— INSTRUCCIÓN —
Copia sin ningún cambio las líneas de los datos, empezando por la primera y siguiendo hasta la línea que contiene "comment-separator xyxy=(92,1011,575,1012)", esa última incluida.

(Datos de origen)
━━━

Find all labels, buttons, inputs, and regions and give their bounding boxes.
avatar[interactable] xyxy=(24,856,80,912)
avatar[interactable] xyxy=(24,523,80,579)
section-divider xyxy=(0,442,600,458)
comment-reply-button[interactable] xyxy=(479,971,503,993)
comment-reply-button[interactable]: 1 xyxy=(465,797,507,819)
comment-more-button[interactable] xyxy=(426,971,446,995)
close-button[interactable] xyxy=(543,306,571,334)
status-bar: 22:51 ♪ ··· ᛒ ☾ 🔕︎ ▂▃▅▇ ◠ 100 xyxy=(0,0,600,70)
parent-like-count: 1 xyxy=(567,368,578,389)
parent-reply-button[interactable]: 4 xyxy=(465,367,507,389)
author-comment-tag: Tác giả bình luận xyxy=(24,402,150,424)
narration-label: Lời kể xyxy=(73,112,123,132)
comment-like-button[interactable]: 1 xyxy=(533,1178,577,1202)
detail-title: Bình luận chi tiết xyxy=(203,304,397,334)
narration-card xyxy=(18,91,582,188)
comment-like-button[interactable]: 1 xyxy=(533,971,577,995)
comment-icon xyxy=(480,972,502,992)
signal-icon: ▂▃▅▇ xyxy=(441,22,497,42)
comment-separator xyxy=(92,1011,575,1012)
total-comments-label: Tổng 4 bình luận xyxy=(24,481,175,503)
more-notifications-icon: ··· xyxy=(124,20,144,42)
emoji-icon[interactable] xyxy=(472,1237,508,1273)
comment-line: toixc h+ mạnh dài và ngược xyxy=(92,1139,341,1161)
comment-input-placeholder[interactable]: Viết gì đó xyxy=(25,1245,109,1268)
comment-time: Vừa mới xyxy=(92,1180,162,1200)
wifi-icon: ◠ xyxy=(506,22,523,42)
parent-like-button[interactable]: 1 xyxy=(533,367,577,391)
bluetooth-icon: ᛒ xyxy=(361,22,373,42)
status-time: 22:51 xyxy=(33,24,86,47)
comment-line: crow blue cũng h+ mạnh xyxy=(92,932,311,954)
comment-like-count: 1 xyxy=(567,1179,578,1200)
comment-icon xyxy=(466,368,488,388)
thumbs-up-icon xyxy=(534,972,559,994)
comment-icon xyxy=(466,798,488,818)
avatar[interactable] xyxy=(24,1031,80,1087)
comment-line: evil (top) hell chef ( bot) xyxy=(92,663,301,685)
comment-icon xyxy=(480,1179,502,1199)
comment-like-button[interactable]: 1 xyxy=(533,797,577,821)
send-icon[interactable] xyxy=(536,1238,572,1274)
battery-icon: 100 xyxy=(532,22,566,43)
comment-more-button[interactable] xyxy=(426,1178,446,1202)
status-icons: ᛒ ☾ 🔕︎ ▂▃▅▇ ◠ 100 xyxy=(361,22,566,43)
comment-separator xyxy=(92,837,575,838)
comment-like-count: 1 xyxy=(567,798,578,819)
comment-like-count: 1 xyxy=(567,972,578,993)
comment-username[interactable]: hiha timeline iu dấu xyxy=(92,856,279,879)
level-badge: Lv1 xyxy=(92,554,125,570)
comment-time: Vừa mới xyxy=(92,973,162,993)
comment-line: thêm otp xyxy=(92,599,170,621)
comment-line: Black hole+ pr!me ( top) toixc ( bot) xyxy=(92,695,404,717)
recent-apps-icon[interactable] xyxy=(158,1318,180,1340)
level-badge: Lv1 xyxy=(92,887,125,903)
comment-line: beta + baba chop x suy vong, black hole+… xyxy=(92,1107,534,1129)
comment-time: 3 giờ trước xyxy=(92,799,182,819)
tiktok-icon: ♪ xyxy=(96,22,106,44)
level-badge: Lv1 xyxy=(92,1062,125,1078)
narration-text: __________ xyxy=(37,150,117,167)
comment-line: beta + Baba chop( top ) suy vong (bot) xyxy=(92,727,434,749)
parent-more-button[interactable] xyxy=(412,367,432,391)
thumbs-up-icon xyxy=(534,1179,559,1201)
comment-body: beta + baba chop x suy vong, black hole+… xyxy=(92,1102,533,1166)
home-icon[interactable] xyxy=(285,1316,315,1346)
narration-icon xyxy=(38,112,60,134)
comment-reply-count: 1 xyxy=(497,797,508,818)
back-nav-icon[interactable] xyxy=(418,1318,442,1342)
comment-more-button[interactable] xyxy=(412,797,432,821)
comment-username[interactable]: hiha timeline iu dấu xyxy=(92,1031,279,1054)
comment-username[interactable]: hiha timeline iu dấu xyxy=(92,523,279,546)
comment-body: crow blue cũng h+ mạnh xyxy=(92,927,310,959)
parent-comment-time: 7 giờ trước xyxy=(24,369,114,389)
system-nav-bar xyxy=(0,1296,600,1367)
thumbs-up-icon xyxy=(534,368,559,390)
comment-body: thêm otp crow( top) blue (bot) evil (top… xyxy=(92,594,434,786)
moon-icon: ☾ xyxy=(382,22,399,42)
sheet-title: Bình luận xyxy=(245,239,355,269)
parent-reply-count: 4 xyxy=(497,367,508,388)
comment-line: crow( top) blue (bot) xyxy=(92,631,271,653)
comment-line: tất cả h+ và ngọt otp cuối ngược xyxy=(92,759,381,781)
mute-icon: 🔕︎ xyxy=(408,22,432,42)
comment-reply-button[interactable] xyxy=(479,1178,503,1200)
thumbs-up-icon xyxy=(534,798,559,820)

━━━

— RESPUESTA —
Find all labels, buttons, inputs, and regions and give their bounding boxes.
avatar[interactable] xyxy=(24,856,80,912)
avatar[interactable] xyxy=(24,523,80,579)
section-divider xyxy=(0,442,600,458)
comment-reply-button[interactable] xyxy=(479,971,503,993)
comment-reply-button[interactable]: 1 xyxy=(465,797,507,819)
comment-more-button[interactable] xyxy=(426,971,446,995)
close-button[interactable] xyxy=(543,306,571,334)
status-bar: 22:51 ♪ ··· ᛒ ☾ 🔕︎ ▂▃▅▇ ◠ 100 xyxy=(0,0,600,70)
parent-like-count: 1 xyxy=(567,368,578,389)
parent-reply-button[interactable]: 4 xyxy=(465,367,507,389)
author-comment-tag: Tác giả bình luận xyxy=(24,402,150,424)
narration-label: Lời kể xyxy=(73,112,123,132)
comment-like-button[interactable]: 1 xyxy=(533,1178,577,1202)
detail-title: Bình luận chi tiết xyxy=(203,304,397,334)
narration-card xyxy=(18,91,582,188)
comment-like-button[interactable]: 1 xyxy=(533,971,577,995)
comment-icon xyxy=(480,972,502,992)
signal-icon: ▂▃▅▇ xyxy=(441,22,497,42)
comment-separator xyxy=(92,1011,575,1012)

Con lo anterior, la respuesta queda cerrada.